Kim Weatherall blogs further on the IP (intellectual property) aspects of the Aus/US FTA. Kim expresses concern that Australian negotiators appear to have agreed (though details are so far very vague) to a raft of concessions which, she argues, largely negate the detailed consultative process that has led to Australia’s copyright regime. The example she mostly discusses is that Australia seems to have agreed to adopt the US practice of making illegal the use (private or otherwise) of electronic copyright circumvention devices. Australia has (until now) opted to implement its obligations under the WIPO Copyright Treaty by merely making the sale or distribution of such devices illegal, not their actual use.
There were numerous arguments advanced in favour of that relatively light-handed legislative approach, not least that enforcement of a ban on use would be difficult if not impossible to enforce. However, I can’t get too excited about protecting the ‘rights’ of individual Australians to breach someone else’s copyright (on however small a scale)*. Moreover, the current round of record industry prosecutions of large-scale private abusers of peer-to-peer copying software like Morpheus and Kazaa, and the resulting heavy drop-off in their useage, shows that aggressive action against individual infringers can be an effective way of protecting property rights. I certainly wouldn’t be impressed by an argument that Australia should have sacrificed the broader benefits of a free trade agreement with the US (assuming they’re otherwise favourable) in order to resist American demands that we legislate to permit prosecution of private users of copyright circumvention devices.
Kim’s other major focus seems to be on Australian agreement under the FTA to fall in line with the US extension of copyright protection for literary, artistic and musical works etc to 70 years. This concession is rather more of a concern. However, unlike Kim, I don’t think this concession is worth dying in a ditch over either.
Australian copyright law currently puts works in the public domain 50 years after the author’s death, whereas US law now specifies 70 years. The US extension was impemented after heavy pressure from US media corporations, most notably the Walt Disney Corporation. Old Walt died in 1966, so his most valuable creations (like Mickey Mouse and Donald Duck) would have been entering the public domain in the relatively near future had it not been for the changes to US copyright law that Australia has now also agreed to enact.
There is certainly an immediate downside from my personal viewpoint, in that free online access to a wide range of 20th century literature will now be removed. Project Gutenberg Australia presently provides access to most of the works of authors including Edgar Rice Burroughs, GK Chesterton, Sir Arthur Conan Doyle, F Scott Fitzgerald, DH Lawrence, TE Lawrence, Lennie Lower, George Orwell, Henry Handel Richardson and Virginia Woolf. They wouldn’t be available under a 70 year rule. Nevertheless, it’s more of a theoretical than practical detriment. I’ve never actually read an online version of a work by any of these authors and, in the absence of a cheap, easy-to-use portable tablet reader device, it’s unlikely I ever will. It’s easier to borrow the book from a public library or buy it from a second-hand bookshop.
The main objections to copyright extension combine more general issues of principle and “slippery slope” pragmatism. Copyright law by definition represents a balance between the public interest in facilitating a fair commercial return for creators of works by giving them a reasonable period of incomplete monopoly control (because otherwise many/most creators wouldn’t bother to create in the first place), and the equal public interest in preserving a free marketplace of ideas. The whole of human culture is based on incremental advance and free flow of ideas: in a real sense all artistic and scientific creation is derivative, building on the work of those who’ve gone before.

(Page element annotations)
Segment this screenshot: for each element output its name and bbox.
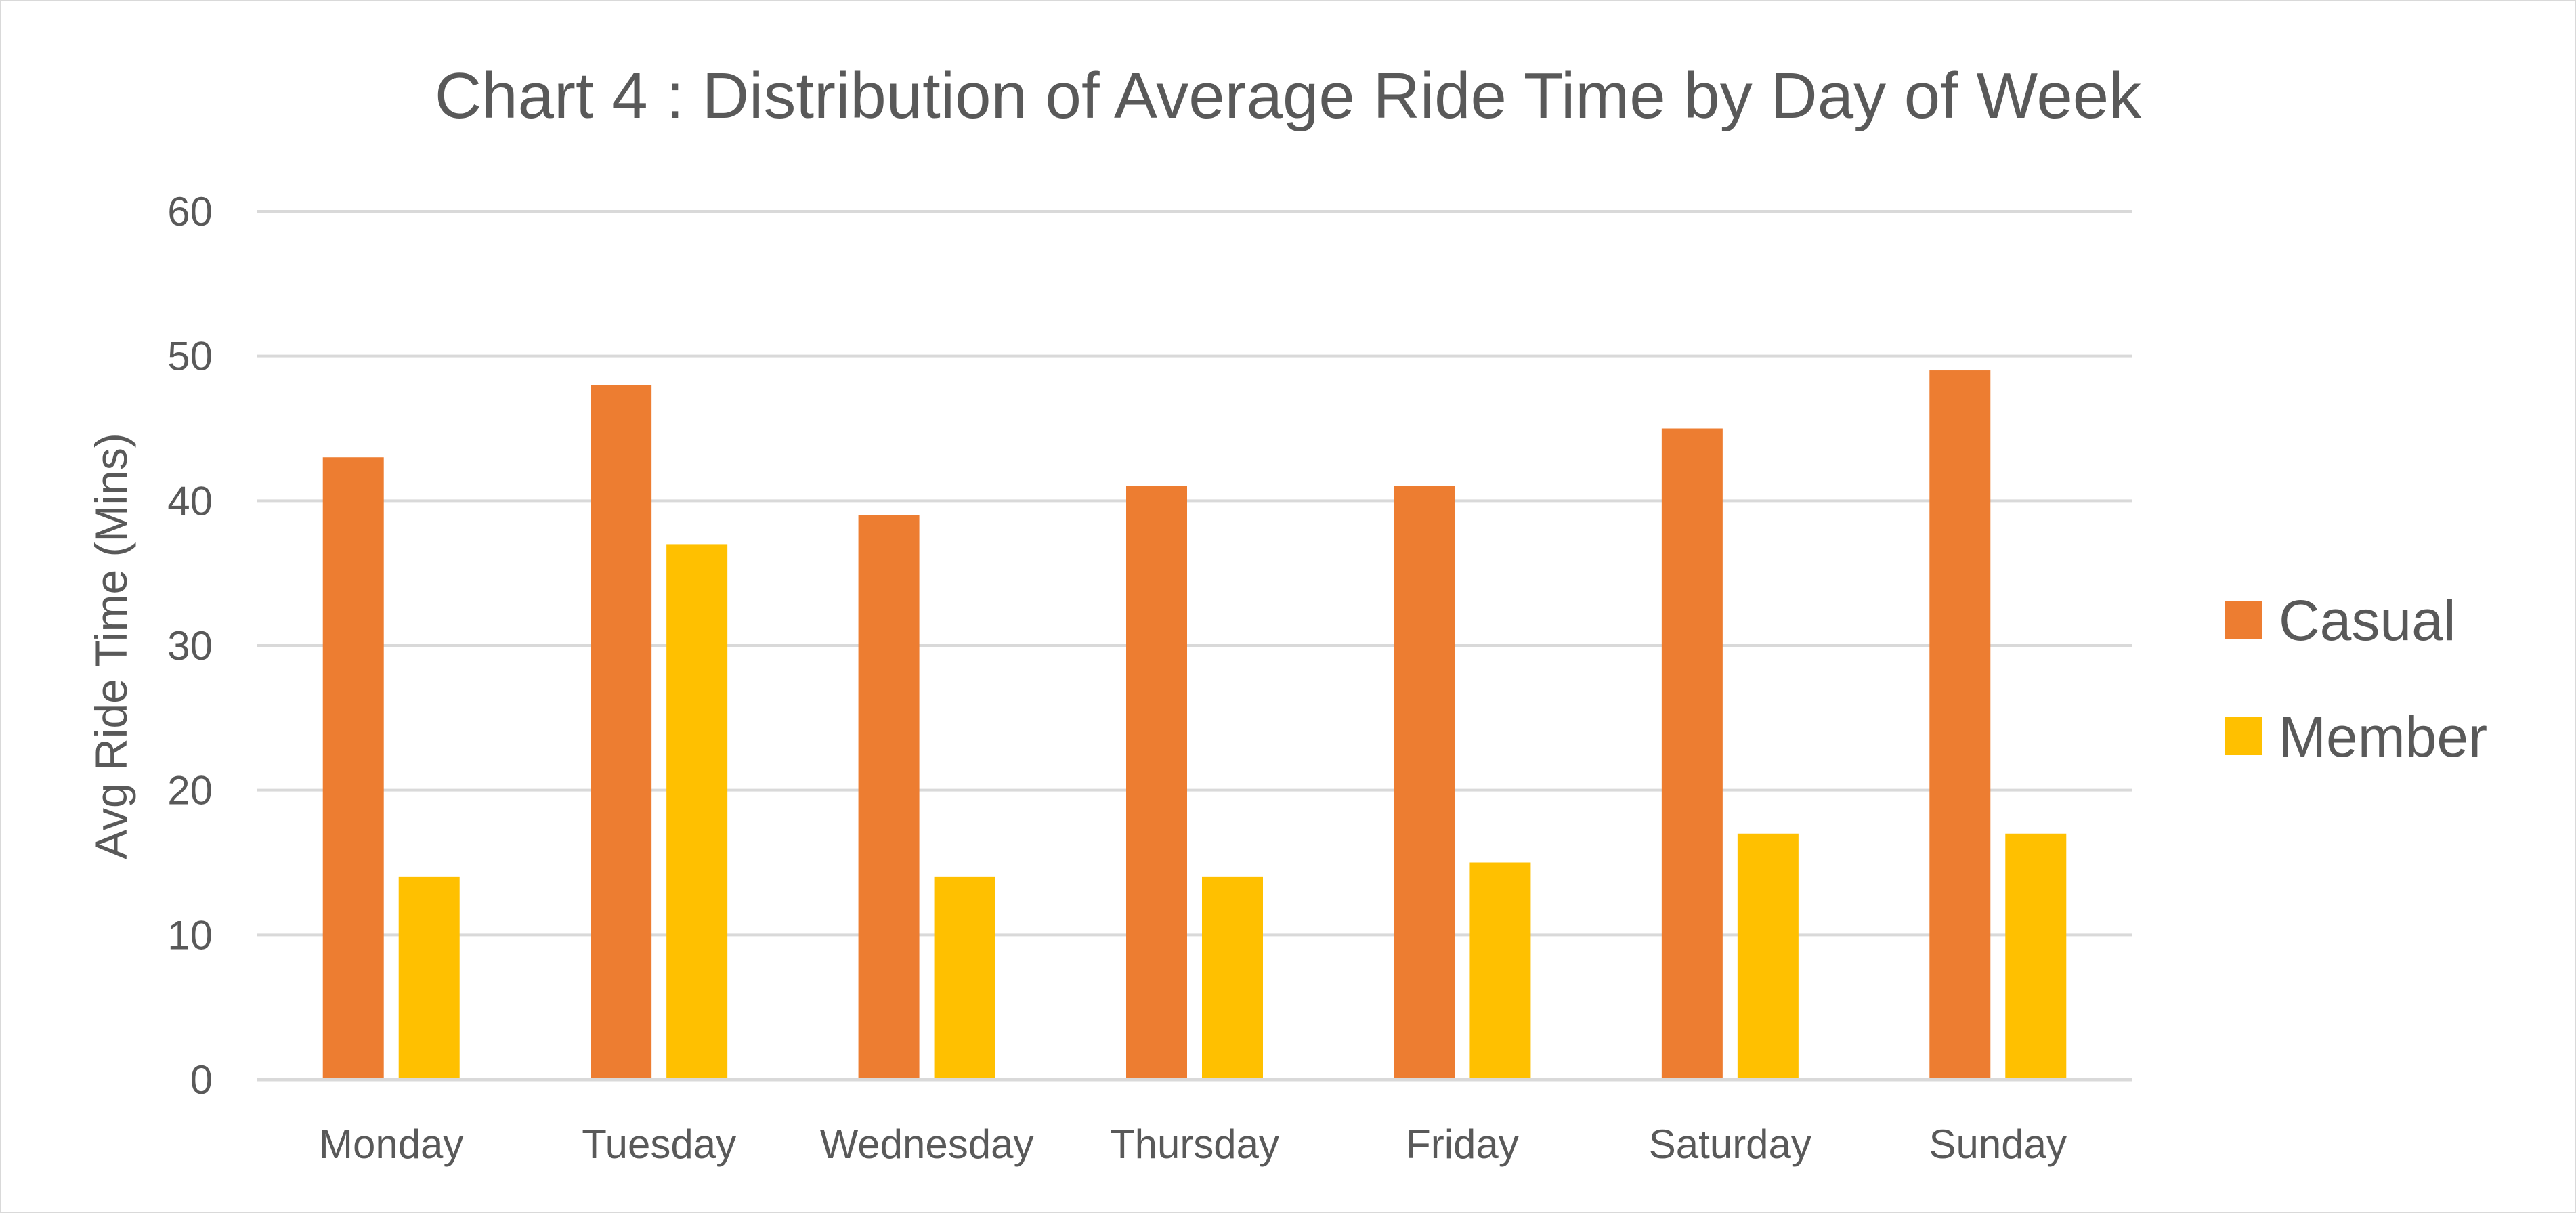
y-axis-title: Avg Ride Time (Mins) <box>86 433 136 859</box>
bar-casual-saturday <box>1661 428 1723 1080</box>
y-tick-label: 40 <box>167 478 213 524</box>
bar-member-thursday <box>1202 876 1263 1080</box>
bar-member-friday <box>1469 862 1531 1080</box>
x-axis-ticks: Monday Tuesday Wednesday Thursday Friday Satu… <box>319 1122 2067 1167</box>
bar-casual-thursday <box>1126 486 1187 1080</box>
bar-member-tuesday <box>666 544 728 1080</box>
x-tick-label: Friday <box>1406 1122 1519 1167</box>
x-tick-label: Thursday <box>1110 1122 1279 1167</box>
bar-member-saturday <box>1737 833 1799 1080</box>
legend: Casual Member <box>2225 589 2487 769</box>
bar-casual-tuesday <box>591 385 652 1080</box>
x-tick-label: Sunday <box>1929 1122 2067 1167</box>
y-tick-label: 30 <box>167 623 213 668</box>
x-tick-label: Wednesday <box>820 1122 1034 1167</box>
legend-swatch-casual <box>2225 601 2262 639</box>
y-tick-label: 0 <box>190 1057 213 1103</box>
bar-member-monday <box>398 876 460 1080</box>
x-tick-label: Monday <box>319 1122 463 1167</box>
bars <box>322 370 2067 1080</box>
y-axis-ticks: 0 10 20 30 40 50 60 <box>167 189 213 1103</box>
bar-member-wednesday <box>934 876 995 1080</box>
legend-swatch-member <box>2225 717 2262 755</box>
bar-casual-monday <box>322 457 384 1080</box>
bar-casual-friday <box>1394 486 1455 1080</box>
y-tick-label: 20 <box>167 768 213 813</box>
bar-member-sunday <box>2005 833 2067 1080</box>
y-tick-label: 60 <box>167 189 213 234</box>
y-tick-label: 50 <box>167 334 213 379</box>
legend-label-member: Member <box>2279 705 2487 769</box>
bar-casual-wednesday <box>858 515 920 1080</box>
legend-label-casual: Casual <box>2279 589 2455 652</box>
bar-casual-sunday <box>1929 370 1991 1080</box>
x-tick-label: Tuesday <box>582 1122 736 1167</box>
gridlines <box>257 210 2132 937</box>
chart-title: Chart 4 : Distribution of Average Ride T… <box>435 60 2142 132</box>
y-tick-label: 10 <box>167 912 213 958</box>
x-tick-label: Saturday <box>1649 1122 1811 1167</box>
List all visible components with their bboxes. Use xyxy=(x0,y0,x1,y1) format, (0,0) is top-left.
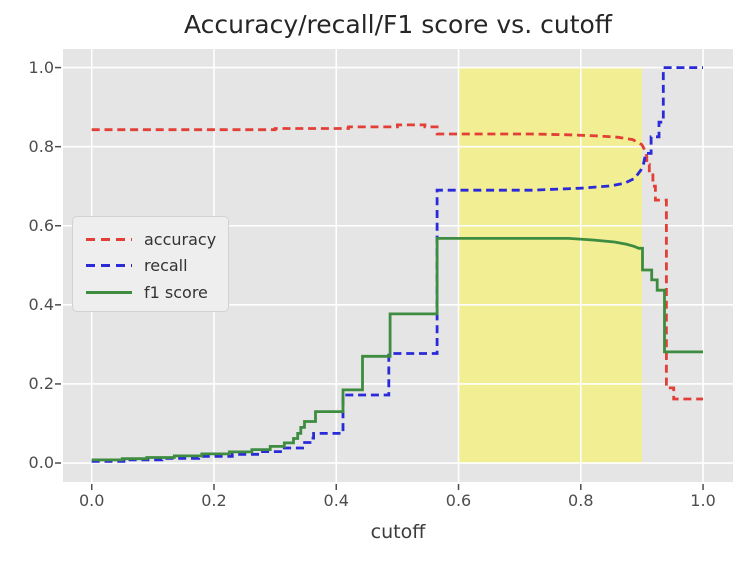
y-tick-label: 0.2 xyxy=(28,373,54,393)
y-tick-label: 1.0 xyxy=(28,57,54,77)
recall-line-sample-icon xyxy=(86,264,132,267)
f1-line-sample-icon xyxy=(86,290,132,294)
series-line-accuracy xyxy=(91,123,703,401)
plot-area: accuracy recall f1 score xyxy=(55,49,733,490)
y-tick-label: 0.4 xyxy=(28,294,54,314)
x-tick-label: 0.8 xyxy=(568,491,594,510)
legend-entry-recall: recall xyxy=(86,253,218,279)
series-line-f1-score xyxy=(91,236,703,462)
accuracy-line-sample-icon xyxy=(86,237,132,241)
y-tick-label: 0.8 xyxy=(28,136,54,156)
y-tick-label: 0.6 xyxy=(28,215,54,235)
legend-entry-f1: f1 score xyxy=(86,279,218,305)
x-tick-label: 0.6 xyxy=(445,491,472,510)
legend-label-accuracy: accuracy xyxy=(144,229,217,249)
legend-label-recall: recall xyxy=(144,256,188,275)
chart-title: Accuracy/recall/F1 score vs. cutoff xyxy=(183,10,613,39)
x-tick-label: 0.4 xyxy=(323,491,349,510)
x-axis-label: cutoff xyxy=(370,521,426,543)
x-tick-label: 0.2 xyxy=(201,491,227,510)
legend-entry-accuracy: accuracy xyxy=(86,226,218,252)
legend-label-f1: f1 score xyxy=(144,282,208,302)
x-tick-label: 1.0 xyxy=(690,491,716,510)
y-tick-label: 0.0 xyxy=(28,453,54,473)
legend: accuracy recall f1 score xyxy=(72,216,229,312)
highlight-span xyxy=(458,67,642,464)
series-line-recall xyxy=(91,66,703,463)
x-tick-label: 0.0 xyxy=(78,491,105,510)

- _Exercise instructions_
a – Answer these questions about the post on copyright and the Australia–US free trade agreement:
(i) Until now, what has Australia made illegal to meet its WIPO Copyright Treaty obligations on circumvention devices?
(ii) How many years after an author's death does Australian copyright law currently put works in the public domain?
(iii) In what year did Walt Disney die?
b – Continue the post on copyright and the Australia–US free trade agreement from its last sentence.
Nothing in the records is needed here.

- _Task responses_
a –
(i) The sale or distribution of such devices, not their actual use.
(ii) 50 years.
(iii) 1966.

b –
Granting excessive monopoly rights (either in time or extent) to the original creator of a work stifles the creativity of others and potentially impedes the development of human culture as a whole. Thus copyright protection has always been strictly limited in time, and qualified in various other ways to protect broader values of freedom of expression. However, when evaluating predictions of doom flowing from copyright extension to 70 years, it’s as well to keep in mind all those other qualifications/restrictions on copyright, because they will remain unaffected by copyright term extension. For example, copyright is only infringed if a “substantial part” of a work is copied. In most circumstances that leaves future creators free to use motifs from works for modes of expression like collage (in visual arts) or audio sampling (as in techno music).
Another important limitation on copyright that many people don’t understand is that it only protects the particular expression of an idea, not the idea itself. Protection of ideas themselves, provided they’re sufficiently inventive and unique, is the realm of patent. Thus, Mickey Mouse as a particular expression of an idea is copyright, but the general idea/concept of a cartoon mouse isn’t.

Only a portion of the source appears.